>> BEGIN Recorded data

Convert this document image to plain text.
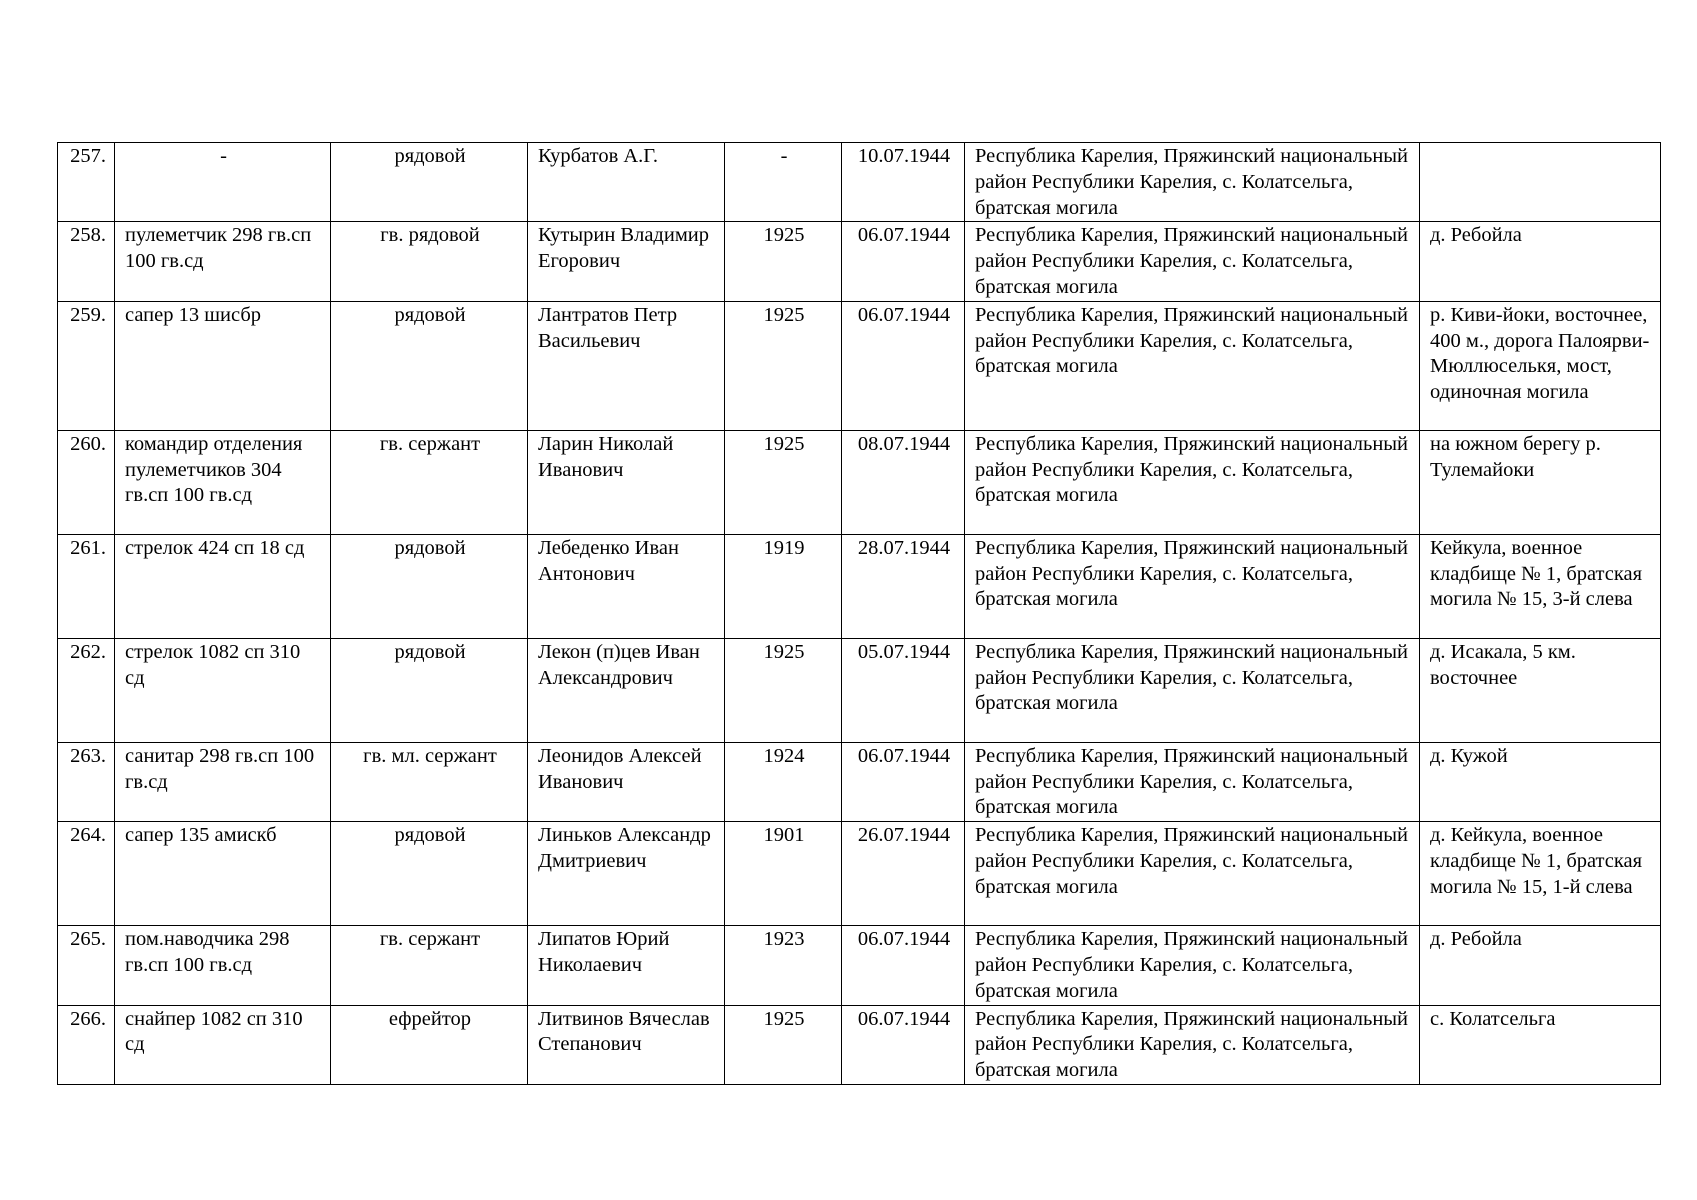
257.	-	рядовой	Курбатов А.Г.	-	10.07.1944	Республика Карелия, Пряжинский национальный район Республики Карелия, с. Колатсельга, братская могила	
258.	пулеметчик 298 гв.сп 100 гв.сд	гв. рядовой	Кутырин Владимир Егорович	1925	06.07.1944	Республика Карелия, Пряжинский национальный район Республики Карелия, с. Колатсельга, братская могила	д. Ребойла
259.	сапер 13 шисбр	рядовой	Лантратов Петр Васильевич	1925	06.07.1944	Республика Карелия, Пряжинский национальный район Республики Карелия, с. Колатсельга, братская могила	р. Киви-йоки, восточнее, 400 м., дорога Палоярви-Мюллюселькя, мост, одиночная могила
260.	командир отделения пулеметчиков 304 гв.сп 100 гв.сд	гв. сержант	Ларин Николай Иванович	1925	08.07.1944	Республика Карелия, Пряжинский национальный район Республики Карелия, с. Колатсельга, братская могила	на южном берегу р. Тулемайоки
261.	стрелок 424 сп 18 сд	рядовой	Лебеденко Иван Антонович	1919	28.07.1944	Республика Карелия, Пряжинский национальный район Республики Карелия, с. Колатсельга, братская могила	Кейкула, военное кладбище № 1, братская могила № 15, 3-й слева
262.	стрелок 1082 сп 310 сд	рядовой	Лекон (п)цев Иван Александрович	1925	05.07.1944	Республика Карелия, Пряжинский национальный район Республики Карелия, с. Колатсельга, братская могила	д. Исакала, 5 км. восточнее
263.	санитар 298 гв.сп 100 гв.сд	гв. мл. сержант	Леонидов Алексей Иванович	1924	06.07.1944	Республика Карелия, Пряжинский национальный район Республики Карелия, с. Колатсельга, братская могила	д. Кужой
264.	сапер 135 амискб	рядовой	Линьков Александр Дмитриевич	1901	26.07.1944	Республика Карелия, Пряжинский национальный район Республики Карелия, с. Колатсельга, братская могила	д. Кейкула, военное кладбище № 1, братская могила № 15, 1-й слева
265.	пом.наводчика 298 гв.сп 100 гв.сд	гв. сержант	Липатов Юрий Николаевич	1923	06.07.1944	Республика Карелия, Пряжинский национальный район Республики Карелия, с. Колатсельга, братская могила	д. Ребойла
266.	снайпер 1082 сп 310 сд	ефрейтор	Литвинов Вячеслав Степанович	1925	06.07.1944	Республика Карелия, Пряжинский национальный район Республики Карелия, с. Колатсельга, братская могила	с. Колатсельга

>> END Recorded data

Exercise task –
Check each line above for "Ребойла" and return the ones that have it.

Correct result –
258.	пулеметчик 298 гв.сп 100 гв.сд	гв. рядовой	Кутырин Владимир Егорович	1925	06.07.1944	Республика Карелия, Пряжинский национальный район Республики Карелия, с. Колатсельга, братская могила	д. Ребойла
265.	пом.наводчика 298 гв.сп 100 гв.сд	гв. сержант	Липатов Юрий Николаевич	1923	06.07.1944	Республика Карелия, Пряжинский национальный район Республики Карелия, с. Колатсельга, братская могила	д. Ребойла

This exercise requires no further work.